# Start of Data for this exercise

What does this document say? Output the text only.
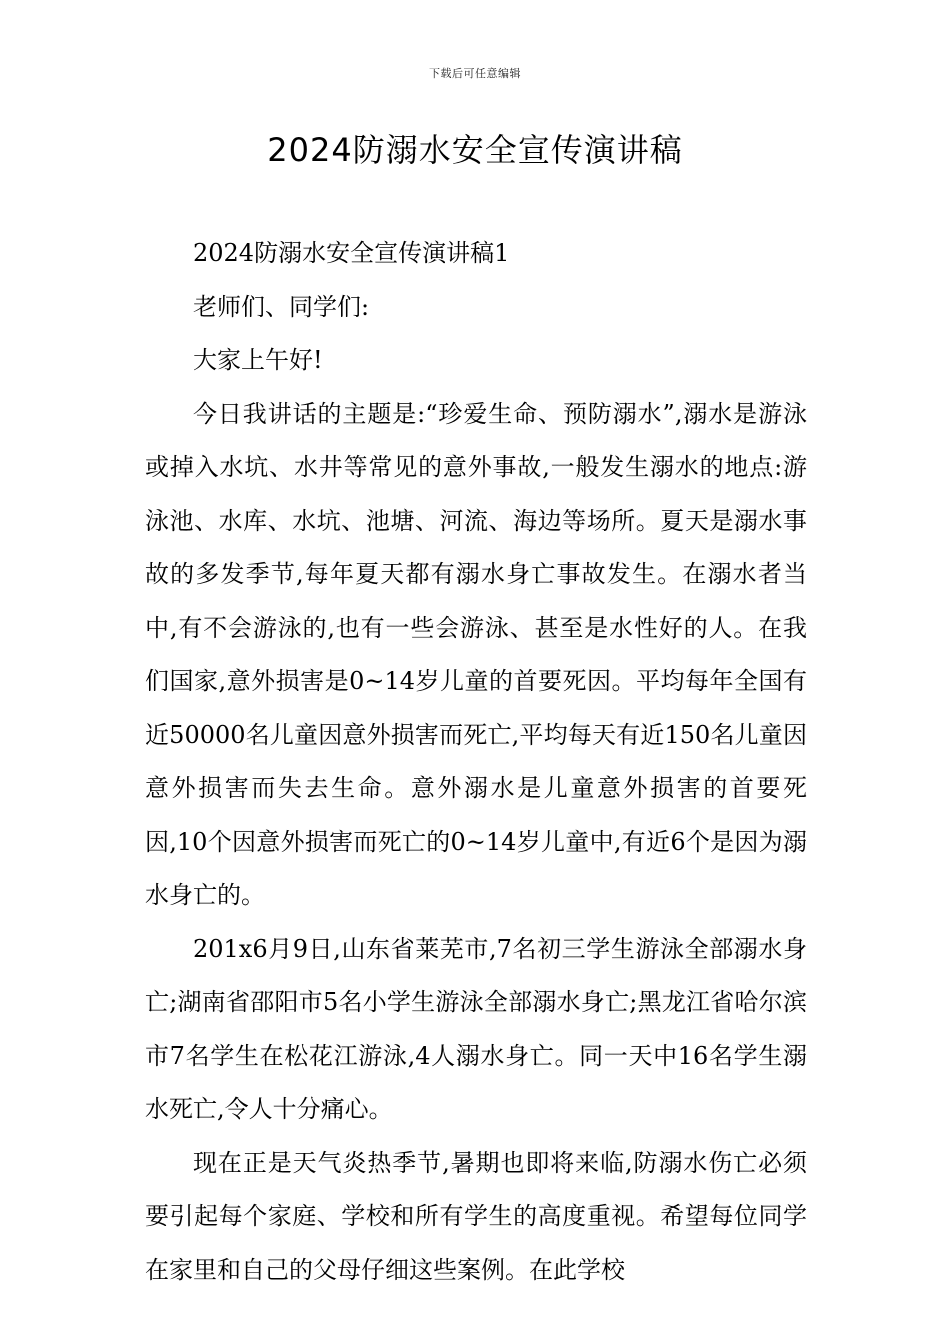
下载后可任意编辑
2024防溺水安全宣传演讲稿

2024防溺水安全宣传演讲稿1

老师们、同学们:

大家上午好!

今日我讲话的主题是:“珍爱生命、预防溺水”,溺水是游泳或掉入水坑、水井等常见的意外事故,一般发生溺水的地点:游泳池、水库、水坑、池塘、河流、海边等场所。夏天是溺水事故的多发季节,每年夏天都有溺水身亡事故发生。在溺水者当中,有不会游泳的,也有一些会游泳、甚至是水性好的人。在我们国家,意外损害是0~14岁儿童的首要死因。平均每年全国有近50000名儿童因意外损害而死亡,平均每天有近150名儿童因意外损害而失去生命。意外溺水是儿童意外损害的首要死因,10个因意外损害而死亡的0~14岁儿童中,有近6个是因为溺水身亡的。

201x6月9日,山东省莱芜市,7名初三学生游泳全部溺水身亡;湖南省邵阳市5名小学生游泳全部溺水身亡;黑龙江省哈尔滨市7名学生在松花江游泳,4人溺水身亡。同一天中16名学生溺水死亡,令人十分痛心。

现在正是天气炎热季节,暑期也即将来临,防溺水伤亡必须要引起每个家庭、学校和所有学生的高度重视。希望每位同学在家里和自己的父母仔细这些案例。在此学校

# End of Data for this exercise

* Work instructions: Copy out the data above exactly, except the pictures.

* Right answer:
What does this document say? Output the text only.
下载后可任意编辑
2024防溺水安全宣传演讲稿

2024防溺水安全宣传演讲稿1

老师们、同学们:

大家上午好!

今日我讲话的主题是:“珍爱生命、预防溺水”,溺水是游泳或掉入水坑、水井等常见的意外事故,一般发生溺水的地点:游泳池、水库、水坑、池塘、河流、海边等场所。夏天是溺水事故的多发季节,每年夏天都有溺水身亡事故发生。在溺水者当中,有不会游泳的,也有一些会游泳、甚至是水性好的人。在我们国家,意外损害是0~14岁儿童的首要死因。平均每年全国有近50000名儿童因意外损害而死亡,平均每天有近150名儿童因意外损害而失去生命。意外溺水是儿童意外损害的首要死因,10个因意外损害而死亡的0~14岁儿童中,有近6个是因为溺水身亡的。

201x6月9日,山东省莱芜市,7名初三学生游泳全部溺水身亡;湖南省邵阳市5名小学生游泳全部溺水身亡;黑龙江省哈尔滨市7名学生在松花江游泳,4人溺水身亡。同一天中16名学生溺水死亡,令人十分痛心。

现在正是天气炎热季节,暑期也即将来临,防溺水伤亡必须要引起每个家庭、学校和所有学生的高度重视。希望每位同学在家里和自己的父母仔细这些案例。在此学校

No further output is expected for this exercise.